┌─ EXERCISE DATA

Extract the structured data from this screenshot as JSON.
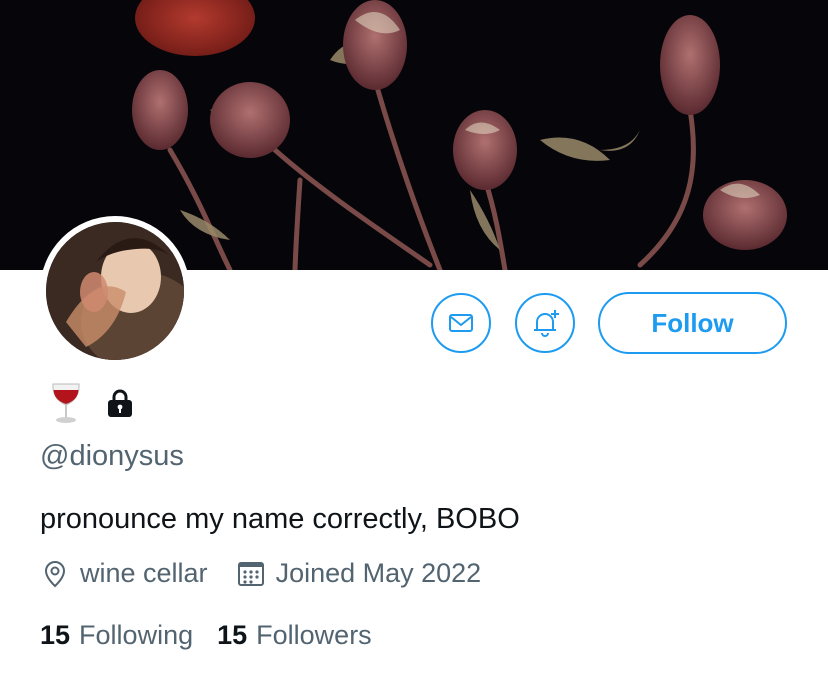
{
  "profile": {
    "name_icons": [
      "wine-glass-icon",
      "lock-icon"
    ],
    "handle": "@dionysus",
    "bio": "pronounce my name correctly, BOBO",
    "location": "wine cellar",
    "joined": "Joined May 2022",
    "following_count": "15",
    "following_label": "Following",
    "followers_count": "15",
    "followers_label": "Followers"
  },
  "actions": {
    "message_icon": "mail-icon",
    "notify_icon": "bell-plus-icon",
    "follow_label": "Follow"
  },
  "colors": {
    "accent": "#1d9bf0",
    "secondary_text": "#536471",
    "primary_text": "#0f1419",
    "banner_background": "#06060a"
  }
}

└─

* TO DO:
Copy out the data above exactly, except the pictures.

* FULL RESPONSE:
Extract the structured data from this screenshot as JSON.
{
  "profile": {
    "name_icons": [
      "wine-glass-icon",
      "lock-icon"
    ],
    "handle": "@dionysus",
    "bio": "pronounce my name correctly, BOBO",
    "location": "wine cellar",
    "joined": "Joined May 2022",
    "following_count": "15",
    "following_label": "Following",
    "followers_count": "15",
    "followers_label": "Followers"
  },
  "actions": {
    "message_icon": "mail-icon",
    "notify_icon": "bell-plus-icon",
    "follow_label": "Follow"
  },
  "colors": {
    "accent": "#1d9bf0",
    "secondary_text": "#536471",
    "primary_text": "#0f1419",
    "banner_background": "#06060a"
  }
}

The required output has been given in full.